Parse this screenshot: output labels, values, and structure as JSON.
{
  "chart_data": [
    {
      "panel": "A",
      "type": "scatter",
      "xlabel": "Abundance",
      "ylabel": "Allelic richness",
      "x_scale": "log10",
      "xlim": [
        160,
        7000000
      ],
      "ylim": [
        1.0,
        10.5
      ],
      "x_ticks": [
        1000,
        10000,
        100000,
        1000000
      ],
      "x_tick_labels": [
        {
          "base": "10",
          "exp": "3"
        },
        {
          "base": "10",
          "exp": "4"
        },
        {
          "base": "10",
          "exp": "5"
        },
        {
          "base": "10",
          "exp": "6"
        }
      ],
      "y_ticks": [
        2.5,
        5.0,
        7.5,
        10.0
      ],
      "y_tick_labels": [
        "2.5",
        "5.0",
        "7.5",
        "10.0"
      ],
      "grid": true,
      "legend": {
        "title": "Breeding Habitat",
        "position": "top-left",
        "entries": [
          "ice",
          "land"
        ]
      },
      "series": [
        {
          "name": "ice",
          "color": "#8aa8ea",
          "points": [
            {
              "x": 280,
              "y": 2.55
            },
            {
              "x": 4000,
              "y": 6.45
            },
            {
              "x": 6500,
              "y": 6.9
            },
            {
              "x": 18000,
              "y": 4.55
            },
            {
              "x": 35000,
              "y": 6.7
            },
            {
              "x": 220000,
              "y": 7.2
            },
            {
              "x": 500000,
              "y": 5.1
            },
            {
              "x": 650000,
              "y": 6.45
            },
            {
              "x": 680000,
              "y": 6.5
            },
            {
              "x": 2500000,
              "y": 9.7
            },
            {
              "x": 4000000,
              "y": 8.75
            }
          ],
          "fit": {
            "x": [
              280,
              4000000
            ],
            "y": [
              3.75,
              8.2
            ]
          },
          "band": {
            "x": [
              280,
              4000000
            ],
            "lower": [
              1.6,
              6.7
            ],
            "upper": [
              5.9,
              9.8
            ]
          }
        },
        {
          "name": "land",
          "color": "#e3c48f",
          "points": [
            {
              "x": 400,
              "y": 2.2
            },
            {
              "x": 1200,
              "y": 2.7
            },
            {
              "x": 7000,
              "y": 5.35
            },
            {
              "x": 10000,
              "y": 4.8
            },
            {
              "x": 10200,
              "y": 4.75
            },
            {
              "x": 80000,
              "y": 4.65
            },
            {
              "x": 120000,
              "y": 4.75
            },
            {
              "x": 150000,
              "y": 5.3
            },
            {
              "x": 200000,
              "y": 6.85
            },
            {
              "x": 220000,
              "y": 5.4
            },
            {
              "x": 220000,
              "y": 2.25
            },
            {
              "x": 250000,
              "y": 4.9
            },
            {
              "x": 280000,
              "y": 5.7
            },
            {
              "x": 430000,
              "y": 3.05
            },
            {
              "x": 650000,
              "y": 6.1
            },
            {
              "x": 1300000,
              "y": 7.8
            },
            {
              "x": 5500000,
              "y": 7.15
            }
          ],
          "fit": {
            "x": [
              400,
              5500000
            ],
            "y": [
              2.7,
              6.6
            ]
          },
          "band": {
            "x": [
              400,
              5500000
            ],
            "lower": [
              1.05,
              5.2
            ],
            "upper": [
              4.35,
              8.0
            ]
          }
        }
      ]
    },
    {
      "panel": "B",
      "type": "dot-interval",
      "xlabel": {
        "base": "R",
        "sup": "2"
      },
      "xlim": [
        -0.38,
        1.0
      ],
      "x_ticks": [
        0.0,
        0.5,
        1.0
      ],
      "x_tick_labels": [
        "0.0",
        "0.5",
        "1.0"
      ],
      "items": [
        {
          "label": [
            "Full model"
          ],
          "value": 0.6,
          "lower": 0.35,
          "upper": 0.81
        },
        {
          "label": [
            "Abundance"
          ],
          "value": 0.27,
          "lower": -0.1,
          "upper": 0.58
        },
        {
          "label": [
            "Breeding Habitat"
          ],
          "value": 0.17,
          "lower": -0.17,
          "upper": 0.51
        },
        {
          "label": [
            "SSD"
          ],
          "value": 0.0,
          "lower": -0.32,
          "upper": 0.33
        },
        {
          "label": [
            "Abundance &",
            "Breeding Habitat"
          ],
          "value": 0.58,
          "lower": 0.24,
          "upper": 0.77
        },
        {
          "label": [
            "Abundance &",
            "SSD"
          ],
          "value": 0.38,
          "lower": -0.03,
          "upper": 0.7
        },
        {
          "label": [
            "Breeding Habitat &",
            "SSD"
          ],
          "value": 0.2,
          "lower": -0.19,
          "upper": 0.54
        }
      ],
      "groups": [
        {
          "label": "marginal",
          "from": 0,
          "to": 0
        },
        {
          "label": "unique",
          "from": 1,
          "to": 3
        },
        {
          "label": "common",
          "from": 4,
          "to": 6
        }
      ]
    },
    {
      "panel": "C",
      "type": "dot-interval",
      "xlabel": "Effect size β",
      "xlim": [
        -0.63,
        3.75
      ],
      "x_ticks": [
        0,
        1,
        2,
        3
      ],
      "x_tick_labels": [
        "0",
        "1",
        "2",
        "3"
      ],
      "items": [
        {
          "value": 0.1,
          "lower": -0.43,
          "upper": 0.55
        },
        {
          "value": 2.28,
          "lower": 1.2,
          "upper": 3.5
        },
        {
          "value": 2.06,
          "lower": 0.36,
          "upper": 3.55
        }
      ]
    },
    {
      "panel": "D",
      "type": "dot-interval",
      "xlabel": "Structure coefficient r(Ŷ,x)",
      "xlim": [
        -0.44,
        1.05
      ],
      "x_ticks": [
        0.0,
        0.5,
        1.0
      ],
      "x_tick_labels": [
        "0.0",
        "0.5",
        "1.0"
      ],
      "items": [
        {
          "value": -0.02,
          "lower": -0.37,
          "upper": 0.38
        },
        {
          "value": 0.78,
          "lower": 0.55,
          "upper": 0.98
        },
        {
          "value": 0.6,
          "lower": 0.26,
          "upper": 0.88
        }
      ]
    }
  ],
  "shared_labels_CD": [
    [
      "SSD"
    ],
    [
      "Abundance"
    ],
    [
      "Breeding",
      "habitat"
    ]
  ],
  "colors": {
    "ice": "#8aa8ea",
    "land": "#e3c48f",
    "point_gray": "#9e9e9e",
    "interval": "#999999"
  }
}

WRITTEN INSTRUCTION: Print all the data exactly.

COMPLETE RESPONSE:
Parse this screenshot: output labels, values, and structure as JSON.
{
  "chart_data": [
    {
      "panel": "A",
      "type": "scatter",
      "xlabel": "Abundance",
      "ylabel": "Allelic richness",
      "x_scale": "log10",
      "xlim": [
        160,
        7000000
      ],
      "ylim": [
        1.0,
        10.5
      ],
      "x_ticks": [
        1000,
        10000,
        100000,
        1000000
      ],
      "x_tick_labels": [
        {
          "base": "10",
          "exp": "3"
        },
        {
          "base": "10",
          "exp": "4"
        },
        {
          "base": "10",
          "exp": "5"
        },
        {
          "base": "10",
          "exp": "6"
        }
      ],
      "y_ticks": [
        2.5,
        5.0,
        7.5,
        10.0
      ],
      "y_tick_labels": [
        "2.5",
        "5.0",
        "7.5",
        "10.0"
      ],
      "grid": true,
      "legend": {
        "title": "Breeding Habitat",
        "position": "top-left",
        "entries": [
          "ice",
          "land"
        ]
      },
      "series": [
        {
          "name": "ice",
          "color": "#8aa8ea",
          "points": [
            {
              "x": 280,
              "y": 2.55
            },
            {
              "x": 4000,
              "y": 6.45
            },
            {
              "x": 6500,
              "y": 6.9
            },
            {
              "x": 18000,
              "y": 4.55
            },
            {
              "x": 35000,
              "y": 6.7
            },
            {
              "x": 220000,
              "y": 7.2
            },
            {
              "x": 500000,
              "y": 5.1
            },
            {
              "x": 650000,
              "y": 6.45
            },
            {
              "x": 680000,
              "y": 6.5
            },
            {
              "x": 2500000,
              "y": 9.7
            },
            {
              "x": 4000000,
              "y": 8.75
            }
          ],
          "fit": {
            "x": [
              280,
              4000000
            ],
            "y": [
              3.75,
              8.2
            ]
          },
          "band": {
            "x": [
              280,
              4000000
            ],
            "lower": [
              1.6,
              6.7
            ],
            "upper": [
              5.9,
              9.8
            ]
          }
        },
        {
          "name": "land",
          "color": "#e3c48f",
          "points": [
            {
              "x": 400,
              "y": 2.2
            },
            {
              "x": 1200,
              "y": 2.7
            },
            {
              "x": 7000,
              "y": 5.35
            },
            {
              "x": 10000,
              "y": 4.8
            },
            {
              "x": 10200,
              "y": 4.75
            },
            {
              "x": 80000,
              "y": 4.65
            },
            {
              "x": 120000,
              "y": 4.75
            },
            {
              "x": 150000,
              "y": 5.3
            },
            {
              "x": 200000,
              "y": 6.85
            },
            {
              "x": 220000,
              "y": 5.4
            },
            {
              "x": 220000,
              "y": 2.25
            },
            {
              "x": 250000,
              "y": 4.9
            },
            {
              "x": 280000,
              "y": 5.7
            },
            {
              "x": 430000,
              "y": 3.05
            },
            {
              "x": 650000,
              "y": 6.1
            },
            {
              "x": 1300000,
              "y": 7.8
            },
            {
              "x": 5500000,
              "y": 7.15
            }
          ],
          "fit": {
            "x": [
              400,
              5500000
            ],
            "y": [
              2.7,
              6.6
            ]
          },
          "band": {
            "x": [
              400,
              5500000
            ],
            "lower": [
              1.05,
              5.2
            ],
            "upper": [
              4.35,
              8.0
            ]
          }
        }
      ]
    },
    {
      "panel": "B",
      "type": "dot-interval",
      "xlabel": {
        "base": "R",
        "sup": "2"
      },
      "xlim": [
        -0.38,
        1.0
      ],
      "x_ticks": [
        0.0,
        0.5,
        1.0
      ],
      "x_tick_labels": [
        "0.0",
        "0.5",
        "1.0"
      ],
      "items": [
        {
          "label": [
            "Full model"
          ],
          "value": 0.6,
          "lower": 0.35,
          "upper": 0.81
        },
        {
          "label": [
            "Abundance"
          ],
          "value": 0.27,
          "lower": -0.1,
          "upper": 0.58
        },
        {
          "label": [
            "Breeding Habitat"
          ],
          "value": 0.17,
          "lower": -0.17,
          "upper": 0.51
        },
        {
          "label": [
            "SSD"
          ],
          "value": 0.0,
          "lower": -0.32,
          "upper": 0.33
        },
        {
          "label": [
            "Abundance &",
            "Breeding Habitat"
          ],
          "value": 0.58,
          "lower": 0.24,
          "upper": 0.77
        },
        {
          "label": [
            "Abundance &",
            "SSD"
          ],
          "value": 0.38,
          "lower": -0.03,
          "upper": 0.7
        },
        {
          "label": [
            "Breeding Habitat &",
            "SSD"
          ],
          "value": 0.2,
          "lower": -0.19,
          "upper": 0.54
        }
      ],
      "groups": [
        {
          "label": "marginal",
          "from": 0,
          "to": 0
        },
        {
          "label": "unique",
          "from": 1,
          "to": 3
        },
        {
          "label": "common",
          "from": 4,
          "to": 6
        }
      ]
    },
    {
      "panel": "C",
      "type": "dot-interval",
      "xlabel": "Effect size β",
      "xlim": [
        -0.63,
        3.75
      ],
      "x_ticks": [
        0,
        1,
        2,
        3
      ],
      "x_tick_labels": [
        "0",
        "1",
        "2",
        "3"
      ],
      "items": [
        {
          "value": 0.1,
          "lower": -0.43,
          "upper": 0.55
        },
        {
          "value": 2.28,
          "lower": 1.2,
          "upper": 3.5
        },
        {
          "value": 2.06,
          "lower": 0.36,
          "upper": 3.55
        }
      ]
    },
    {
      "panel": "D",
      "type": "dot-interval",
      "xlabel": "Structure coefficient r(Ŷ,x)",
      "xlim": [
        -0.44,
        1.05
      ],
      "x_ticks": [
        0.0,
        0.5,
        1.0
      ],
      "x_tick_labels": [
        "0.0",
        "0.5",
        "1.0"
      ],
      "items": [
        {
          "value": -0.02,
          "lower": -0.37,
          "upper": 0.38
        },
        {
          "value": 0.78,
          "lower": 0.55,
          "upper": 0.98
        },
        {
          "value": 0.6,
          "lower": 0.26,
          "upper": 0.88
        }
      ]
    }
  ],
  "shared_labels_CD": [
    [
      "SSD"
    ],
    [
      "Abundance"
    ],
    [
      "Breeding",
      "habitat"
    ]
  ],
  "colors": {
    "ice": "#8aa8ea",
    "land": "#e3c48f",
    "point_gray": "#9e9e9e",
    "interval": "#999999"
  }
}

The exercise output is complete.